AIM OF THE EXERCISE |
Every entry below must be repeated exactly; skip the pictures.

##### DATASET ENTRIES

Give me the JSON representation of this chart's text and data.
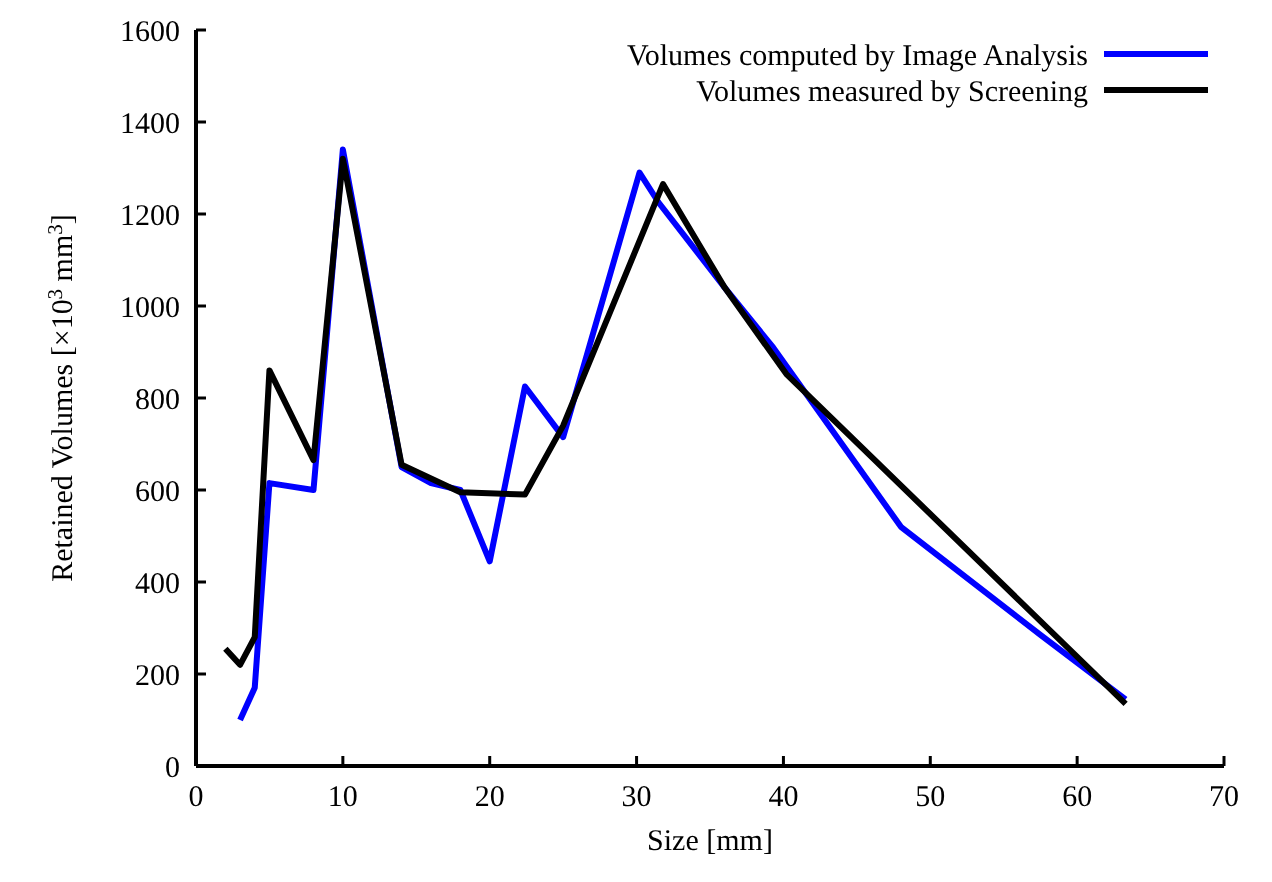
{
  "chart_data": {
    "type": "line",
    "xlabel": "Size [mm]",
    "ylabel": "Retained Volumes [×10$^{3}$ mm$^{3}$]",
    "xlim": [
      0,
      70
    ],
    "ylim": [
      0,
      1600
    ],
    "xticks": [
      0,
      10,
      20,
      30,
      40,
      50,
      60,
      70
    ],
    "yticks": [
      0,
      200,
      400,
      600,
      800,
      1000,
      1200,
      1400,
      1600
    ],
    "grid": false,
    "legend": "top right",
    "marker": "none",
    "line_style": "solid",
    "series": [
      {
        "name": "Volumes computed by Image Analysis",
        "color": "#0000ff",
        "x": [
          3,
          4,
          5,
          8,
          10,
          14,
          16,
          18,
          20,
          22.4,
          25,
          30.2,
          31.5,
          36,
          39.3,
          48,
          57.5,
          63.3
        ],
        "values": [
          100,
          170,
          615,
          600,
          1340,
          650,
          615,
          600,
          445,
          825,
          715,
          1290,
          1225,
          1040,
          910,
          520,
          285,
          145
        ]
      },
      {
        "name": "Volumes measured by Screening",
        "color": "#000000",
        "x": [
          2,
          3,
          4,
          5,
          8,
          10,
          14,
          18,
          22.4,
          25,
          31.8,
          36,
          40.2,
          63.3
        ],
        "values": [
          255,
          220,
          280,
          860,
          665,
          1320,
          655,
          595,
          590,
          740,
          1265,
          1040,
          852,
          135
        ]
      }
    ]
  }
}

##########

OUTPUT FOR THIS EXERCISE |
Give me the JSON representation of this chart's text and data.
{
  "chart_data": {
    "type": "line",
    "xlabel": "Size [mm]",
    "ylabel": "Retained Volumes [×10$^{3}$ mm$^{3}$]",
    "xlim": [
      0,
      70
    ],
    "ylim": [
      0,
      1600
    ],
    "xticks": [
      0,
      10,
      20,
      30,
      40,
      50,
      60,
      70
    ],
    "yticks": [
      0,
      200,
      400,
      600,
      800,
      1000,
      1200,
      1400,
      1600
    ],
    "grid": false,
    "legend": "top right",
    "marker": "none",
    "line_style": "solid",
    "series": [
      {
        "name": "Volumes computed by Image Analysis",
        "color": "#0000ff",
        "x": [
          3,
          4,
          5,
          8,
          10,
          14,
          16,
          18,
          20,
          22.4,
          25,
          30.2,
          31.5,
          36,
          39.3,
          48,
          57.5,
          63.3
        ],
        "values": [
          100,
          170,
          615,
          600,
          1340,
          650,
          615,
          600,
          445,
          825,
          715,
          1290,
          1225,
          1040,
          910,
          520,
          285,
          145
        ]
      },
      {
        "name": "Volumes measured by Screening",
        "color": "#000000",
        "x": [
          2,
          3,
          4,
          5,
          8,
          10,
          14,
          18,
          22.4,
          25,
          31.8,
          36,
          40.2,
          63.3
        ],
        "values": [
          255,
          220,
          280,
          860,
          665,
          1320,
          655,
          595,
          590,
          740,
          1265,
          1040,
          852,
          135
        ]
      }
    ]
  }
}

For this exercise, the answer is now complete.